* [What to work on] Write out every line of the material as it stands, apart from the pictures.

----

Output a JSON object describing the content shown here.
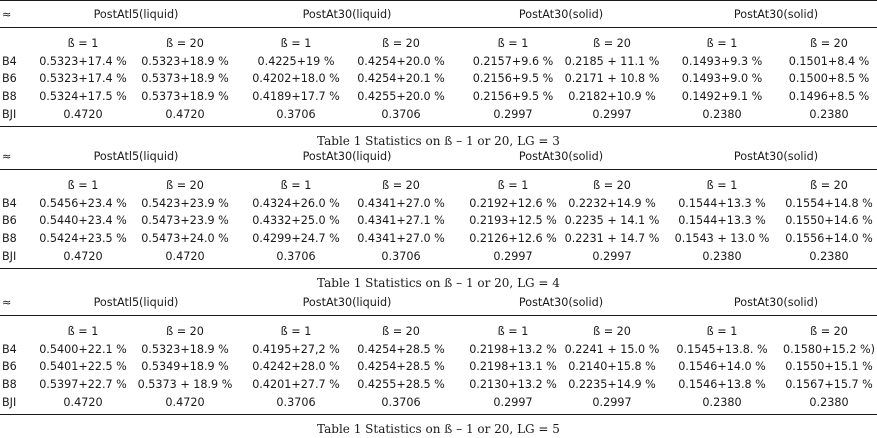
{
  "tables": [
    {
      "corner": "≈",
      "groups": [
        "PostAtl5(liquid)",
        "PostAt30(liquid)",
        "PostAt30(solid)",
        "PostAt30(solid)"
      ],
      "subheaders": [
        "ß = 1",
        "ß = 20",
        "ß = 1",
        "ß = 20",
        "ß = 1",
        "ß = 20",
        "ß = 1",
        "ß = 20"
      ],
      "rows": [
        {
          "label": "B4",
          "cells": [
            "0.5323+17.4 %",
            "0.5323+18.9 %",
            "0.4225+19 %",
            "0.4254+20.0 %",
            "0.2157+9.6 %",
            "0.2185 + 11.1 %",
            "0.1493+9.3 %",
            "0.1501+8.4 %"
          ]
        },
        {
          "label": "B6",
          "cells": [
            "0.5323+17.4 %",
            "0.5373+18.9 %",
            "0.4202+18.0 %",
            "0.4254+20.1 %",
            "0.2156+9.5 %",
            "0.2171 + 10.8 %",
            "0.1493+9.0 %",
            "0.1500+8.5 %"
          ]
        },
        {
          "label": "B8",
          "cells": [
            "0.5324+17.5 %",
            "0.5373+18.9 %",
            "0.4189+17.7 %",
            "0.4255+20.0 %",
            "0.2156+9.5 %",
            "0.2182+10.9 %",
            "0.1492+9.1 %",
            "0.1496+8.5 %"
          ]
        },
        {
          "label": "BJI",
          "cells": [
            "0.4720",
            "0.4720",
            "0.3706",
            "0.3706",
            "0.2997",
            "0.2997",
            "0.2380",
            "0.2380"
          ]
        }
      ],
      "caption": "Table 1 Statistics on ß – 1 or 20, LG = 3"
    },
    {
      "corner": "≈",
      "groups": [
        "PostAtl5(liquid)",
        "PostAt30(liquid)",
        "PostAt30(solid)",
        "PostAt30(solid)"
      ],
      "subheaders": [
        "ß = 1",
        "ß = 20",
        "ß = 1",
        "ß = 20",
        "ß = 1",
        "ß = 20",
        "ß = 1",
        "ß = 20"
      ],
      "rows": [
        {
          "label": "B4",
          "cells": [
            "0.5456+23.4 %",
            "0.5423+23.9 %",
            "0.4324+26.0 %",
            "0.4341+27.0 %",
            "0.2192+12.6 %",
            "0.2232+14.9 %",
            "0.1544+13.3 %",
            "0.1554+14.8 %"
          ]
        },
        {
          "label": "B6",
          "cells": [
            "0.5440+23.4 %",
            "0.5473+23.9 %",
            "0.4332+25.0 %",
            "0.4341+27.1 %",
            "0.2193+12.5 %",
            "0.2235 + 14.1 %",
            "0.1544+13.3 %",
            "0.1550+14.6 %"
          ]
        },
        {
          "label": "B8",
          "cells": [
            "0.5424+23.5 %",
            "0.5473+24.0 %",
            "0.4299+24.7 %",
            "0.4341+27.0 %",
            "0.2126+12.6 %",
            "0.2231 + 14.7 %",
            "0.1543 + 13.0 %",
            "0.1556+14.0 %"
          ]
        },
        {
          "label": "BJI",
          "cells": [
            "0.4720",
            "0.4720",
            "0.3706",
            "0.3706",
            "0.2997",
            "0.2997",
            "0.2380",
            "0.2380"
          ]
        }
      ],
      "caption": "Table 1 Statistics on ß – 1 or 20, LG = 4"
    },
    {
      "corner": "≈",
      "groups": [
        "PostAtl5(liquid)",
        "PostAt30(liquid)",
        "PostAt30(solid)",
        "PostAt30(solid)"
      ],
      "subheaders": [
        "ß = 1",
        "ß = 20",
        "ß = 1",
        "ß = 20",
        "ß = 1",
        "ß = 20",
        "ß = 1",
        "ß = 20"
      ],
      "rows": [
        {
          "label": "B4",
          "cells": [
            "0.5400+22.1 %",
            "0.5323+18.9 %",
            "0.4195+27,2 %",
            "0.4254+28.5 %",
            "0.2198+13.2 %",
            "0.2241 + 15.0 %",
            "0.1545+13.8. %",
            "0.1580+15.2 %)"
          ]
        },
        {
          "label": "B6",
          "cells": [
            "0.5401+22.5 %",
            "0.5349+18.9 %",
            "0.4242+28.0 %",
            "0.4254+28.5 %",
            "0.2198+13.1 %",
            "0.2140+15.8 %",
            "0.1546+14.0 %",
            "0.1550+15.1 %"
          ]
        },
        {
          "label": "B8",
          "cells": [
            "0.5397+22.7 %",
            "0.5373 + 18.9 %",
            "0.4201+27.7 %",
            "0.4255+28.5 %",
            "0.2130+13.2 %",
            "0.2235+14.9 %",
            "0.1546+13.8 %",
            "0.1567+15.7 %"
          ]
        },
        {
          "label": "BJI",
          "cells": [
            "0.4720",
            "0.4720",
            "0.3706",
            "0.3706",
            "0.2997",
            "0.2997",
            "0.2380",
            "0.2380"
          ]
        }
      ],
      "caption": "Table 1 Statistics on ß – 1 or 20, LG = 5"
    }
  ]
}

----

* [Exercise solution]
Output a JSON object describing the content shown here.
{
  "tables": [
    {
      "corner": "≈",
      "groups": [
        "PostAtl5(liquid)",
        "PostAt30(liquid)",
        "PostAt30(solid)",
        "PostAt30(solid)"
      ],
      "subheaders": [
        "ß = 1",
        "ß = 20",
        "ß = 1",
        "ß = 20",
        "ß = 1",
        "ß = 20",
        "ß = 1",
        "ß = 20"
      ],
      "rows": [
        {
          "label": "B4",
          "cells": [
            "0.5323+17.4 %",
            "0.5323+18.9 %",
            "0.4225+19 %",
            "0.4254+20.0 %",
            "0.2157+9.6 %",
            "0.2185 + 11.1 %",
            "0.1493+9.3 %",
            "0.1501+8.4 %"
          ]
        },
        {
          "label": "B6",
          "cells": [
            "0.5323+17.4 %",
            "0.5373+18.9 %",
            "0.4202+18.0 %",
            "0.4254+20.1 %",
            "0.2156+9.5 %",
            "0.2171 + 10.8 %",
            "0.1493+9.0 %",
            "0.1500+8.5 %"
          ]
        },
        {
          "label": "B8",
          "cells": [
            "0.5324+17.5 %",
            "0.5373+18.9 %",
            "0.4189+17.7 %",
            "0.4255+20.0 %",
            "0.2156+9.5 %",
            "0.2182+10.9 %",
            "0.1492+9.1 %",
            "0.1496+8.5 %"
          ]
        },
        {
          "label": "BJI",
          "cells": [
            "0.4720",
            "0.4720",
            "0.3706",
            "0.3706",
            "0.2997",
            "0.2997",
            "0.2380",
            "0.2380"
          ]
        }
      ],
      "caption": "Table 1 Statistics on ß – 1 or 20, LG = 3"
    },
    {
      "corner": "≈",
      "groups": [
        "PostAtl5(liquid)",
        "PostAt30(liquid)",
        "PostAt30(solid)",
        "PostAt30(solid)"
      ],
      "subheaders": [
        "ß = 1",
        "ß = 20",
        "ß = 1",
        "ß = 20",
        "ß = 1",
        "ß = 20",
        "ß = 1",
        "ß = 20"
      ],
      "rows": [
        {
          "label": "B4",
          "cells": [
            "0.5456+23.4 %",
            "0.5423+23.9 %",
            "0.4324+26.0 %",
            "0.4341+27.0 %",
            "0.2192+12.6 %",
            "0.2232+14.9 %",
            "0.1544+13.3 %",
            "0.1554+14.8 %"
          ]
        },
        {
          "label": "B6",
          "cells": [
            "0.5440+23.4 %",
            "0.5473+23.9 %",
            "0.4332+25.0 %",
            "0.4341+27.1 %",
            "0.2193+12.5 %",
            "0.2235 + 14.1 %",
            "0.1544+13.3 %",
            "0.1550+14.6 %"
          ]
        },
        {
          "label": "B8",
          "cells": [
            "0.5424+23.5 %",
            "0.5473+24.0 %",
            "0.4299+24.7 %",
            "0.4341+27.0 %",
            "0.2126+12.6 %",
            "0.2231 + 14.7 %",
            "0.1543 + 13.0 %",
            "0.1556+14.0 %"
          ]
        },
        {
          "label": "BJI",
          "cells": [
            "0.4720",
            "0.4720",
            "0.3706",
            "0.3706",
            "0.2997",
            "0.2997",
            "0.2380",
            "0.2380"
          ]
        }
      ],
      "caption": "Table 1 Statistics on ß – 1 or 20, LG = 4"
    },
    {
      "corner": "≈",
      "groups": [
        "PostAtl5(liquid)",
        "PostAt30(liquid)",
        "PostAt30(solid)",
        "PostAt30(solid)"
      ],
      "subheaders": [
        "ß = 1",
        "ß = 20",
        "ß = 1",
        "ß = 20",
        "ß = 1",
        "ß = 20",
        "ß = 1",
        "ß = 20"
      ],
      "rows": [
        {
          "label": "B4",
          "cells": [
            "0.5400+22.1 %",
            "0.5323+18.9 %",
            "0.4195+27,2 %",
            "0.4254+28.5 %",
            "0.2198+13.2 %",
            "0.2241 + 15.0 %",
            "0.1545+13.8. %",
            "0.1580+15.2 %)"
          ]
        },
        {
          "label": "B6",
          "cells": [
            "0.5401+22.5 %",
            "0.5349+18.9 %",
            "0.4242+28.0 %",
            "0.4254+28.5 %",
            "0.2198+13.1 %",
            "0.2140+15.8 %",
            "0.1546+14.0 %",
            "0.1550+15.1 %"
          ]
        },
        {
          "label": "B8",
          "cells": [
            "0.5397+22.7 %",
            "0.5373 + 18.9 %",
            "0.4201+27.7 %",
            "0.4255+28.5 %",
            "0.2130+13.2 %",
            "0.2235+14.9 %",
            "0.1546+13.8 %",
            "0.1567+15.7 %"
          ]
        },
        {
          "label": "BJI",
          "cells": [
            "0.4720",
            "0.4720",
            "0.3706",
            "0.3706",
            "0.2997",
            "0.2997",
            "0.2380",
            "0.2380"
          ]
        }
      ],
      "caption": "Table 1 Statistics on ß – 1 or 20, LG = 5"
    }
  ]
}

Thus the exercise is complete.